## Stored rows:
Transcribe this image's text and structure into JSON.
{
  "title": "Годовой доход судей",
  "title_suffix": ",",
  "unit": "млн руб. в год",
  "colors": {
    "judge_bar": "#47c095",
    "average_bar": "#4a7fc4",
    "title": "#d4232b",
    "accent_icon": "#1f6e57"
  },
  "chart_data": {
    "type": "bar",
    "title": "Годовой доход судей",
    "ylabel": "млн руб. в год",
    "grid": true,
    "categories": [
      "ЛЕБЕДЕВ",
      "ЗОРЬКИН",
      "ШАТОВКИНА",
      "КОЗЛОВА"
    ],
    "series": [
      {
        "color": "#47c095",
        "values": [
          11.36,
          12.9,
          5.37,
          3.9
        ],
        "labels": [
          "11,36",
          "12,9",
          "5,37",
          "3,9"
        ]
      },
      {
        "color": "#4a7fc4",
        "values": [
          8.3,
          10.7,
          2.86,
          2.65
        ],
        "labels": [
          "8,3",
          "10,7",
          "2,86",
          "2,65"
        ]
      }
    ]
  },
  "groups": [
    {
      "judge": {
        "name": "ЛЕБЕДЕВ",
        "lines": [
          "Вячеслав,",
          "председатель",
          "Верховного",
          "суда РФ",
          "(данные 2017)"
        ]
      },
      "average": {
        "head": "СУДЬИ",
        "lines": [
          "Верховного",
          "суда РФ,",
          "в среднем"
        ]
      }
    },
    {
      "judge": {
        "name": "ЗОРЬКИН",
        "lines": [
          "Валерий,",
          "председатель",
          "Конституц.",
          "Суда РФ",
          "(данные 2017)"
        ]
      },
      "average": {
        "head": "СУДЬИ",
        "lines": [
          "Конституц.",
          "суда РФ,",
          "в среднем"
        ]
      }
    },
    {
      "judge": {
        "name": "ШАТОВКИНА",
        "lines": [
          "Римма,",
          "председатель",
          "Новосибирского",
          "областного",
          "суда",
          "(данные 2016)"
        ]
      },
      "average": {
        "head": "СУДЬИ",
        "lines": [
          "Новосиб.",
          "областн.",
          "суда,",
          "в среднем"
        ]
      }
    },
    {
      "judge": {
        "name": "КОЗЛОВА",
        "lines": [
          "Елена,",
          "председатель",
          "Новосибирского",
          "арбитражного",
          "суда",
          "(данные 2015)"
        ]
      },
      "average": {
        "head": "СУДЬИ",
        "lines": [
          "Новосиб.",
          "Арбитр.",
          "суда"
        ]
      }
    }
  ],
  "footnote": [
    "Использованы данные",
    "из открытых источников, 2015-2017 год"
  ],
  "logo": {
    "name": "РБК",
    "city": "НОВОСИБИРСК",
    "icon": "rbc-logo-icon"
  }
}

==

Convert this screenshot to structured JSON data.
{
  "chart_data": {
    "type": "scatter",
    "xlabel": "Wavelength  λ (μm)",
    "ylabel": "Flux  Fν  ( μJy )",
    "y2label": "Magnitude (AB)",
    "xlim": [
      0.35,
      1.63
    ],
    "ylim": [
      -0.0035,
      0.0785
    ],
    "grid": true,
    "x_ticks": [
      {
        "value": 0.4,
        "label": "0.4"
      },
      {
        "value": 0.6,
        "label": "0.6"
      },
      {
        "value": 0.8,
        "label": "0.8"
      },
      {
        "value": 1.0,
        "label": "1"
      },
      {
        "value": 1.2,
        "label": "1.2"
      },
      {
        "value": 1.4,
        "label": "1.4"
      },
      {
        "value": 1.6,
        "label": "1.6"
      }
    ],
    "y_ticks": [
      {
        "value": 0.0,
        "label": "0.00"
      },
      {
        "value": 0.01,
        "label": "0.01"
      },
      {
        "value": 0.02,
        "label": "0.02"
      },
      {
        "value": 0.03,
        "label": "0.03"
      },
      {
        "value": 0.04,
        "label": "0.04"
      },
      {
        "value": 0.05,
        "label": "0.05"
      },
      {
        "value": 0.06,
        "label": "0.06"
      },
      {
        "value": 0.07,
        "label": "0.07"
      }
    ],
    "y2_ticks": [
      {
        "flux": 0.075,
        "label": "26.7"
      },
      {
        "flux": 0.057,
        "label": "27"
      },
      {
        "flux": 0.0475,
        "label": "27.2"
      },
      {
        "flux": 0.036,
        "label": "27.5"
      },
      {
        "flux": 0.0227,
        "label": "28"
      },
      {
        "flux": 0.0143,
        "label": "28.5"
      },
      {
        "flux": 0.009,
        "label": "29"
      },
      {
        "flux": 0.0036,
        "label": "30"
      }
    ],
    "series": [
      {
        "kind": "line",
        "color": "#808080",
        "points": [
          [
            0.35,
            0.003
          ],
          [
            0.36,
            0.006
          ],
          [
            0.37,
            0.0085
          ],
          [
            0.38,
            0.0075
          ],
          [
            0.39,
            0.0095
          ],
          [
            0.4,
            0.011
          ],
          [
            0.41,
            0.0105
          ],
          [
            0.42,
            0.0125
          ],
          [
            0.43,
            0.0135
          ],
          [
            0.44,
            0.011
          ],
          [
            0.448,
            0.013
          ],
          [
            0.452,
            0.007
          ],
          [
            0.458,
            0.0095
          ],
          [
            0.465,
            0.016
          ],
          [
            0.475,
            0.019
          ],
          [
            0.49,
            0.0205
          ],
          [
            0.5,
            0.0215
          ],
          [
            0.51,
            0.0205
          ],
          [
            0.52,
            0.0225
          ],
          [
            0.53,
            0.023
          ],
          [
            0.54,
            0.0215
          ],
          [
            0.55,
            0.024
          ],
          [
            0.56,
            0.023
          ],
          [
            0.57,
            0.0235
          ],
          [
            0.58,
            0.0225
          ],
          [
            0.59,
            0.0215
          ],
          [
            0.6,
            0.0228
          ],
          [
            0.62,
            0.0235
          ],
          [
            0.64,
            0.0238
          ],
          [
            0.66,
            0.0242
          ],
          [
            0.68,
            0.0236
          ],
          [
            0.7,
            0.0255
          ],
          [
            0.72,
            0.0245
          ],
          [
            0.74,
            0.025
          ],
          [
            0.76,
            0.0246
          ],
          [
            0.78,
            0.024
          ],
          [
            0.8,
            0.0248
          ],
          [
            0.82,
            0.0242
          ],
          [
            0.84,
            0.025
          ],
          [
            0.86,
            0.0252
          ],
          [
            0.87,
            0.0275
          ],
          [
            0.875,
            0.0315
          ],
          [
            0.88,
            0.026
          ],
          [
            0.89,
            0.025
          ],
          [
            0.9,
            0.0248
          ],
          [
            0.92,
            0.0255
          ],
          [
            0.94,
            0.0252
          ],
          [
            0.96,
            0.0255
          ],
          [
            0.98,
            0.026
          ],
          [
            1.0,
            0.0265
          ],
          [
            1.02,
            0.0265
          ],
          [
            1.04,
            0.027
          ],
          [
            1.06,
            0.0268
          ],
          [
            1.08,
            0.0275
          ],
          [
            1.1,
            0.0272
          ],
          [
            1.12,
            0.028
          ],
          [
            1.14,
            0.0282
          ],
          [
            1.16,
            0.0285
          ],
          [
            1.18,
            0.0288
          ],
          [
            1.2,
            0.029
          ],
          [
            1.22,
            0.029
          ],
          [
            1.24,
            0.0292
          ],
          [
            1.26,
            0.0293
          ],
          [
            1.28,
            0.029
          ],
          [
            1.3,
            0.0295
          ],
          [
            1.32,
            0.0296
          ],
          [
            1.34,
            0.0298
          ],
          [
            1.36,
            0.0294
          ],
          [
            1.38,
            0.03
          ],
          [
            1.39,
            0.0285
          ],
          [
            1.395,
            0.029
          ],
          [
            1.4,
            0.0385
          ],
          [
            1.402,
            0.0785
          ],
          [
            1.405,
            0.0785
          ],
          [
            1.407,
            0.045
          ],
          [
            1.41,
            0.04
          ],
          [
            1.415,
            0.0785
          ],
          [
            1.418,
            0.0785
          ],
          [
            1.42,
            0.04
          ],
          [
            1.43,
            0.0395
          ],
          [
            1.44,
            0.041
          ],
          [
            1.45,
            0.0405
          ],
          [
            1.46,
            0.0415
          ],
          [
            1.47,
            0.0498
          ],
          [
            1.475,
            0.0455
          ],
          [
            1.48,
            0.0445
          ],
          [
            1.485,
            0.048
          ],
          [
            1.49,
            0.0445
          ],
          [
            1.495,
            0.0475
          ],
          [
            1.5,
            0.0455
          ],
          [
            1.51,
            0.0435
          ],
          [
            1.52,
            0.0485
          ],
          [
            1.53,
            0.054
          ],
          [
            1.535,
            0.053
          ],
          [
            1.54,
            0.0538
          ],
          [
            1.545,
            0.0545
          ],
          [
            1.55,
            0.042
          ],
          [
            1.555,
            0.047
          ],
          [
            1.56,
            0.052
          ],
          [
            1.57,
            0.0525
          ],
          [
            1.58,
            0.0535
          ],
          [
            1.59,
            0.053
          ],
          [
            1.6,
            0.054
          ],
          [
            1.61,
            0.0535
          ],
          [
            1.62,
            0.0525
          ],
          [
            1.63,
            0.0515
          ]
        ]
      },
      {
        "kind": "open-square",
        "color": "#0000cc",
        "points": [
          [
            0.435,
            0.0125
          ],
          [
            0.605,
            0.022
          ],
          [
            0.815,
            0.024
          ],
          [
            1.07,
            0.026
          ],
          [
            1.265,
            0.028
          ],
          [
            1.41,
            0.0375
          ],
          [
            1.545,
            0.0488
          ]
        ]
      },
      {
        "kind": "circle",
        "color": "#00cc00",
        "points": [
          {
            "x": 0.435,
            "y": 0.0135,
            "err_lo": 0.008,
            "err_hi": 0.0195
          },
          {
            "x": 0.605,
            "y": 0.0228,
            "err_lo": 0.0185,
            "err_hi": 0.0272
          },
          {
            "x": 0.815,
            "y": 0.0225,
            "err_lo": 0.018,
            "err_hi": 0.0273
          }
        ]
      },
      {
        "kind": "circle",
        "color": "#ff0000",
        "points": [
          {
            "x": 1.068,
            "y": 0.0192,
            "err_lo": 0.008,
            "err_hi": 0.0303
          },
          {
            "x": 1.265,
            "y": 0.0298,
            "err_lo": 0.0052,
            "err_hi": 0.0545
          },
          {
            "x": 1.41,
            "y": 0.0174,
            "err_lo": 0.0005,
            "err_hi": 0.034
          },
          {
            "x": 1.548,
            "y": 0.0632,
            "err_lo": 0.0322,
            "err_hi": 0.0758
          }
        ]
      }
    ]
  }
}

## What you are asked to do:
Look above for every line with the word "данные" and copy it.

## Worked answer:
          "(данные 2017)"
          "(данные 2017)"
          "(данные 2016)"
          "(данные 2015)"
    "Использованы данные",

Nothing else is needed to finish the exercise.